Objective
Copy the entries below word for word, from their first line up to and including the line containing "1278, 1531, 1348]".

————————

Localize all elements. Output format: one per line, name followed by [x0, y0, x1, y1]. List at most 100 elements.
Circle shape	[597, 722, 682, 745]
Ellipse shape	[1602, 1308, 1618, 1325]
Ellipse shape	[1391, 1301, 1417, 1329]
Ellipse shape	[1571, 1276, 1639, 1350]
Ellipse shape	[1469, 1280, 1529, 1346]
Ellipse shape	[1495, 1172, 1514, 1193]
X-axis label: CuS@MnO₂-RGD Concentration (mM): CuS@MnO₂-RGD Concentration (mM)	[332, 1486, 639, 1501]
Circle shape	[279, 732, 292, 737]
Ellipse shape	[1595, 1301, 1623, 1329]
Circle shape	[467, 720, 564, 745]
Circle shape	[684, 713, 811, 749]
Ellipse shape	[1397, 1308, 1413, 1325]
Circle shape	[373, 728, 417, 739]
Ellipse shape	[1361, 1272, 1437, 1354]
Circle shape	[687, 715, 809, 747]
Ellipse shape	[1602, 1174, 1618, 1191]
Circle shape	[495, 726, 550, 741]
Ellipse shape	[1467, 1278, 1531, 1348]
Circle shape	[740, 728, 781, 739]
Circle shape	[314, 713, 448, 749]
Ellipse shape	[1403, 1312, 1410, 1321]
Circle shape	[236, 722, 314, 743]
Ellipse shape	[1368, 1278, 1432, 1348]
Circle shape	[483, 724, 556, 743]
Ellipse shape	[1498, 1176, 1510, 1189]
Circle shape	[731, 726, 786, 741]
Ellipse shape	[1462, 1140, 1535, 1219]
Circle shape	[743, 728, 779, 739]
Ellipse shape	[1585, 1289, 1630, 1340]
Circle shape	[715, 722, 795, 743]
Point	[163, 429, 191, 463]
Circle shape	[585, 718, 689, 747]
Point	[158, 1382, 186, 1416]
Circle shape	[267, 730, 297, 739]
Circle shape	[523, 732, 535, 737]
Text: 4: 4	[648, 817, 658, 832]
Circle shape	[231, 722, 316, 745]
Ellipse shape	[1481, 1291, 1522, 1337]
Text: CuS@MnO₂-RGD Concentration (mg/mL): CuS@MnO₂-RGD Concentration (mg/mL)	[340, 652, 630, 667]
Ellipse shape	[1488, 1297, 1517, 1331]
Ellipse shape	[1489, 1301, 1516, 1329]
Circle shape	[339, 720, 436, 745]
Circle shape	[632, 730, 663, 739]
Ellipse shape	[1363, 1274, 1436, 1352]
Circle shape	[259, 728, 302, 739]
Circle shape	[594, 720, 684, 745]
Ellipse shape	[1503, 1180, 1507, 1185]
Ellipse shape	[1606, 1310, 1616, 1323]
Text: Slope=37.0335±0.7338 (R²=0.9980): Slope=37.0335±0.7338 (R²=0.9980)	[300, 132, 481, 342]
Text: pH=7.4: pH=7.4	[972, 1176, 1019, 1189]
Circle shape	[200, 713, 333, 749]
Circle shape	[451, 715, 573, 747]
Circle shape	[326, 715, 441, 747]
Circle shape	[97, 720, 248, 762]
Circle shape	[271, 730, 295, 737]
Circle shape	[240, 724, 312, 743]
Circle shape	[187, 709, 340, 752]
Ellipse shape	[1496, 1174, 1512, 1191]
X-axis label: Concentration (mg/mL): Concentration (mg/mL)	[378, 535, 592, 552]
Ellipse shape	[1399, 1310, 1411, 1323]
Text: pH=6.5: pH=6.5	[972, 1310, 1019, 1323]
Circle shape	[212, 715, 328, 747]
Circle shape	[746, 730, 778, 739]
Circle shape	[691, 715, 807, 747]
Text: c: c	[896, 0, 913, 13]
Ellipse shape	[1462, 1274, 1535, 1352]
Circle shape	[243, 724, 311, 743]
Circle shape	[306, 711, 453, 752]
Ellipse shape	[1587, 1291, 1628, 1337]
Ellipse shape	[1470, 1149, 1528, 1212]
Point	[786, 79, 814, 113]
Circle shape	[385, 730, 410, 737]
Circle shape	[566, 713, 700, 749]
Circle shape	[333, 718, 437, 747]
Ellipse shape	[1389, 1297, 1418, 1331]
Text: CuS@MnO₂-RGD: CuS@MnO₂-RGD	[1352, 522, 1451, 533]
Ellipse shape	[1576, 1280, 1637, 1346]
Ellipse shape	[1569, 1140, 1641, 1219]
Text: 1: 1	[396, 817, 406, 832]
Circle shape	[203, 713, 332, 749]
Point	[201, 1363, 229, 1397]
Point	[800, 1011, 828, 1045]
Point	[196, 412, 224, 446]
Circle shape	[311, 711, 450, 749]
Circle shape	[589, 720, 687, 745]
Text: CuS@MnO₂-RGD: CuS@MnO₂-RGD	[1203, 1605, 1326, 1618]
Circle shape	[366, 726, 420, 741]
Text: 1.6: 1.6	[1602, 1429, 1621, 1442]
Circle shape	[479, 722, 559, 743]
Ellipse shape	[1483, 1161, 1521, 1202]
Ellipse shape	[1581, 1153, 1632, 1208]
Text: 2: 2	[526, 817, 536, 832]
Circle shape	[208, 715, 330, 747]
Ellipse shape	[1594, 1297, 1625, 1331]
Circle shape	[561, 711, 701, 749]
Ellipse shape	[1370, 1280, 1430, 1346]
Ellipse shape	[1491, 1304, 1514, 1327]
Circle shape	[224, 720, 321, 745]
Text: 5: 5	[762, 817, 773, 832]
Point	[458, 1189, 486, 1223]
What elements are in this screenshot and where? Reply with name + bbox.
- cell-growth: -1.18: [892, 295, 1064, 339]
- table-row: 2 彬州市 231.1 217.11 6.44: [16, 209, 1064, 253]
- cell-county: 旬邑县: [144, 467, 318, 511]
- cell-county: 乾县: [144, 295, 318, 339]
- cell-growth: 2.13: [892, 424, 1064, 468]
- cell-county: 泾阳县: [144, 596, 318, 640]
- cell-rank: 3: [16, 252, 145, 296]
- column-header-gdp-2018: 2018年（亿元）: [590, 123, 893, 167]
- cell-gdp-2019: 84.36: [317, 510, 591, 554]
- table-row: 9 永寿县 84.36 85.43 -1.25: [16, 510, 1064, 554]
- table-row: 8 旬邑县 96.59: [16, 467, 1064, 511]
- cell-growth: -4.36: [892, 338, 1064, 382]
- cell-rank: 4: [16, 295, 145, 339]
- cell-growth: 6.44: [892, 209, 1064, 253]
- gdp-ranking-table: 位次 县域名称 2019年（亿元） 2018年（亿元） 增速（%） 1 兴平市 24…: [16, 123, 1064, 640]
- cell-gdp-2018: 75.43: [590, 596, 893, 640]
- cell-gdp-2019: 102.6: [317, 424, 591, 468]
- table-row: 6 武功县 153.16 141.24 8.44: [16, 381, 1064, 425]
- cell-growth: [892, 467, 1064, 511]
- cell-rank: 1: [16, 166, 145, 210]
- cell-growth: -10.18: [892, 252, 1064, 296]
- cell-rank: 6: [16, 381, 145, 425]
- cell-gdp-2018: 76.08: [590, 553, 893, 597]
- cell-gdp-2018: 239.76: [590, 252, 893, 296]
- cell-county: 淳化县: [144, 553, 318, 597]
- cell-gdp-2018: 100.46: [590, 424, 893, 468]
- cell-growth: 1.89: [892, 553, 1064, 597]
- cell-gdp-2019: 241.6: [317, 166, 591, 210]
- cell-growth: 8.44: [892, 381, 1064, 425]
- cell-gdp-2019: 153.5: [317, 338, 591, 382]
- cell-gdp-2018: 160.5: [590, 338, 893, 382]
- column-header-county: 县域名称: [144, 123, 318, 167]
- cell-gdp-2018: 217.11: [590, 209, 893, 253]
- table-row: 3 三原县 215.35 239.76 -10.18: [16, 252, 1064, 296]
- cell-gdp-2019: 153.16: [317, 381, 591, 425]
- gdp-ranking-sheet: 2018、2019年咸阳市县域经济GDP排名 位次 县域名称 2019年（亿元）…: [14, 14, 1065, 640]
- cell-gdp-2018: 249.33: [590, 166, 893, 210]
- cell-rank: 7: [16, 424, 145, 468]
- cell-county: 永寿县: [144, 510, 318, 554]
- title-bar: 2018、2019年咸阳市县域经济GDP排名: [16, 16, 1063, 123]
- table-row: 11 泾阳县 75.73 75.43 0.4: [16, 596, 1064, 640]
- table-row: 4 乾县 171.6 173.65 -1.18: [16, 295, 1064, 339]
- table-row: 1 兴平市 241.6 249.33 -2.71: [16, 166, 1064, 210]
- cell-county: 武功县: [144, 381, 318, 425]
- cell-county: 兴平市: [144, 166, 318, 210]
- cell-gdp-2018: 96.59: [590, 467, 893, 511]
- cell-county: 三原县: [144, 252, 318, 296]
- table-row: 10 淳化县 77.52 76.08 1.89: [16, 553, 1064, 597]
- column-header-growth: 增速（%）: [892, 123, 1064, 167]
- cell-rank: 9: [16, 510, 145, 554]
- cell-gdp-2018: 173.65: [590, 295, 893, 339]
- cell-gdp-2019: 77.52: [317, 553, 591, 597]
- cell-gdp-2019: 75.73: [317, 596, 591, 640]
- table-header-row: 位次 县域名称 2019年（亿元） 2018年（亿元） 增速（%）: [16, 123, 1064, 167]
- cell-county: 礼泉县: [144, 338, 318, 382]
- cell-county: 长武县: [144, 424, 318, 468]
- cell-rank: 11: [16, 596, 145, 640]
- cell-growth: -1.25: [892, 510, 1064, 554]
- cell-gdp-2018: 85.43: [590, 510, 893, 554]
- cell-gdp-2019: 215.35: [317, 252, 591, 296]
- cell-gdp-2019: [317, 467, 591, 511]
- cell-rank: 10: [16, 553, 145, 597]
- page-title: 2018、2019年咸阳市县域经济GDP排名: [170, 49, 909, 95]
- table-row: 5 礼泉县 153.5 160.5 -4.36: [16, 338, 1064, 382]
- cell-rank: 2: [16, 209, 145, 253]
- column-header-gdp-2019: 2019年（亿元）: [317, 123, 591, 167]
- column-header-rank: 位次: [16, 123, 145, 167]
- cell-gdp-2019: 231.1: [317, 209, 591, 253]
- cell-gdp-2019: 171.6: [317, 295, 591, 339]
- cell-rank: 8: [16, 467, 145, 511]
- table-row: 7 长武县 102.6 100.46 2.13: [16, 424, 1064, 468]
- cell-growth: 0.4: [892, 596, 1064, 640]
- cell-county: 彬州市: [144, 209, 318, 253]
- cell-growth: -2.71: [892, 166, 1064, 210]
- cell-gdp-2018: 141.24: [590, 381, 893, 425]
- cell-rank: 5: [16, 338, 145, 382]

————————

Response to the exercise
Localize all elements. Output format: one per line, name followed by [x0, y0, x1, y1]. List at most 100 elements.
Circle shape	[597, 722, 682, 745]
Ellipse shape	[1602, 1308, 1618, 1325]
Ellipse shape	[1391, 1301, 1417, 1329]
Ellipse shape	[1571, 1276, 1639, 1350]
Ellipse shape	[1469, 1280, 1529, 1346]
Ellipse shape	[1495, 1172, 1514, 1193]
X-axis label: CuS@MnO₂-RGD Concentration (mM): CuS@MnO₂-RGD Concentration (mM)	[332, 1486, 639, 1501]
Circle shape	[279, 732, 292, 737]
Ellipse shape	[1595, 1301, 1623, 1329]
Circle shape	[467, 720, 564, 745]
Circle shape	[684, 713, 811, 749]
Ellipse shape	[1397, 1308, 1413, 1325]
Circle shape	[373, 728, 417, 739]
Ellipse shape	[1361, 1272, 1437, 1354]
Circle shape	[687, 715, 809, 747]
Ellipse shape	[1602, 1174, 1618, 1191]
Circle shape	[495, 726, 550, 741]
Ellipse shape	[1467, 1278, 1531, 1348]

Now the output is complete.